> _REQUIREMENTS_
Your task is to print all of the data word for word.

> _INFORMATION SHOWN_
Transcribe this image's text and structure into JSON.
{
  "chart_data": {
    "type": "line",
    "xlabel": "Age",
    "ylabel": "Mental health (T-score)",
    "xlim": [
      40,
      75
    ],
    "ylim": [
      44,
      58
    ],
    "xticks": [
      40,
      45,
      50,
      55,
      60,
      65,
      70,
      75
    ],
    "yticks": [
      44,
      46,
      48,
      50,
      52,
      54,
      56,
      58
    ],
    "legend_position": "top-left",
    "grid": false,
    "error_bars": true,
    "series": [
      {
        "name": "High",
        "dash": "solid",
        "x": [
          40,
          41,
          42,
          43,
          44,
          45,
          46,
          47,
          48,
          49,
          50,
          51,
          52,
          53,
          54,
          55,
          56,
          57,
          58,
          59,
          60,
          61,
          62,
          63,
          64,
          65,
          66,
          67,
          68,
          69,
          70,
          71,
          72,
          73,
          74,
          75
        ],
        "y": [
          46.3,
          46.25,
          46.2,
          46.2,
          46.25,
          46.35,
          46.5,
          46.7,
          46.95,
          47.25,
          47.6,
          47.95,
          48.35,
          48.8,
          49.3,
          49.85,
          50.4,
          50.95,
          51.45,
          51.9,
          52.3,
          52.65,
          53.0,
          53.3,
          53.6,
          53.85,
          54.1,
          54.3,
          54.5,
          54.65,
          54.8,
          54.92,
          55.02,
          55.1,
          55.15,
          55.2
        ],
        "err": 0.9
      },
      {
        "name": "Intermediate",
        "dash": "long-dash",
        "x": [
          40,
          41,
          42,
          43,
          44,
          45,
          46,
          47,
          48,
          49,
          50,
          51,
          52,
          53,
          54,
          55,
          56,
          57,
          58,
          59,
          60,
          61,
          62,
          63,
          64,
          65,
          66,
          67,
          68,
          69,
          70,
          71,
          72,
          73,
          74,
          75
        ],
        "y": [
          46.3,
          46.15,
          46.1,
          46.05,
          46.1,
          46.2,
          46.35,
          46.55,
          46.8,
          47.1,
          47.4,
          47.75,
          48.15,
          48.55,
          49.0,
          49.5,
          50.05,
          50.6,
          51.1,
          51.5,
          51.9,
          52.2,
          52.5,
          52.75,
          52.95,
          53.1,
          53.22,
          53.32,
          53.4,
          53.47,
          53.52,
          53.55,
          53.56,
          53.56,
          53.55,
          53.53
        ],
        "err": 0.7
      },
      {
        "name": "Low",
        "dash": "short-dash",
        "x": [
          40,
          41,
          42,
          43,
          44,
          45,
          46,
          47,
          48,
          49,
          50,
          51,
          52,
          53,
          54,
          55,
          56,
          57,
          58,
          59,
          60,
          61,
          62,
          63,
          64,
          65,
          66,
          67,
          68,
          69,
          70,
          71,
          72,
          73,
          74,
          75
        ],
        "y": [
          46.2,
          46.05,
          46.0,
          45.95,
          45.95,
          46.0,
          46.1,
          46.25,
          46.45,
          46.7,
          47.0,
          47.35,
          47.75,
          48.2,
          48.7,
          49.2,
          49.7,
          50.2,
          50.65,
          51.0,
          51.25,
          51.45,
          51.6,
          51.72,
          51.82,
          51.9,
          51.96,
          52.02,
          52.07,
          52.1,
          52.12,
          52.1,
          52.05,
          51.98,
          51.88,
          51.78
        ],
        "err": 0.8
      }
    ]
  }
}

> _ANSWER TO THE TASK_
Transcribe this image's text and structure into JSON.
{
  "chart_data": {
    "type": "line",
    "xlabel": "Age",
    "ylabel": "Mental health (T-score)",
    "xlim": [
      40,
      75
    ],
    "ylim": [
      44,
      58
    ],
    "xticks": [
      40,
      45,
      50,
      55,
      60,
      65,
      70,
      75
    ],
    "yticks": [
      44,
      46,
      48,
      50,
      52,
      54,
      56,
      58
    ],
    "legend_position": "top-left",
    "grid": false,
    "error_bars": true,
    "series": [
      {
        "name": "High",
        "dash": "solid",
        "x": [
          40,
          41,
          42,
          43,
          44,
          45,
          46,
          47,
          48,
          49,
          50,
          51,
          52,
          53,
          54,
          55,
          56,
          57,
          58,
          59,
          60,
          61,
          62,
          63,
          64,
          65,
          66,
          67,
          68,
          69,
          70,
          71,
          72,
          73,
          74,
          75
        ],
        "y": [
          46.3,
          46.25,
          46.2,
          46.2,
          46.25,
          46.35,
          46.5,
          46.7,
          46.95,
          47.25,
          47.6,
          47.95,
          48.35,
          48.8,
          49.3,
          49.85,
          50.4,
          50.95,
          51.45,
          51.9,
          52.3,
          52.65,
          53.0,
          53.3,
          53.6,
          53.85,
          54.1,
          54.3,
          54.5,
          54.65,
          54.8,
          54.92,
          55.02,
          55.1,
          55.15,
          55.2
        ],
        "err": 0.9
      },
      {
        "name": "Intermediate",
        "dash": "long-dash",
        "x": [
          40,
          41,
          42,
          43,
          44,
          45,
          46,
          47,
          48,
          49,
          50,
          51,
          52,
          53,
          54,
          55,
          56,
          57,
          58,
          59,
          60,
          61,
          62,
          63,
          64,
          65,
          66,
          67,
          68,
          69,
          70,
          71,
          72,
          73,
          74,
          75
        ],
        "y": [
          46.3,
          46.15,
          46.1,
          46.05,
          46.1,
          46.2,
          46.35,
          46.55,
          46.8,
          47.1,
          47.4,
          47.75,
          48.15,
          48.55,
          49.0,
          49.5,
          50.05,
          50.6,
          51.1,
          51.5,
          51.9,
          52.2,
          52.5,
          52.75,
          52.95,
          53.1,
          53.22,
          53.32,
          53.4,
          53.47,
          53.52,
          53.55,
          53.56,
          53.56,
          53.55,
          53.53
        ],
        "err": 0.7
      },
      {
        "name": "Low",
        "dash": "short-dash",
        "x": [
          40,
          41,
          42,
          43,
          44,
          45,
          46,
          47,
          48,
          49,
          50,
          51,
          52,
          53,
          54,
          55,
          56,
          57,
          58,
          59,
          60,
          61,
          62,
          63,
          64,
          65,
          66,
          67,
          68,
          69,
          70,
          71,
          72,
          73,
          74,
          75
        ],
        "y": [
          46.2,
          46.05,
          46.0,
          45.95,
          45.95,
          46.0,
          46.1,
          46.25,
          46.45,
          46.7,
          47.0,
          47.35,
          47.75,
          48.2,
          48.7,
          49.2,
          49.7,
          50.2,
          50.65,
          51.0,
          51.25,
          51.45,
          51.6,
          51.72,
          51.82,
          51.9,
          51.96,
          52.02,
          52.07,
          52.1,
          52.12,
          52.1,
          52.05,
          51.98,
          51.88,
          51.78
        ],
        "err": 0.8
      }
    ]
  }
}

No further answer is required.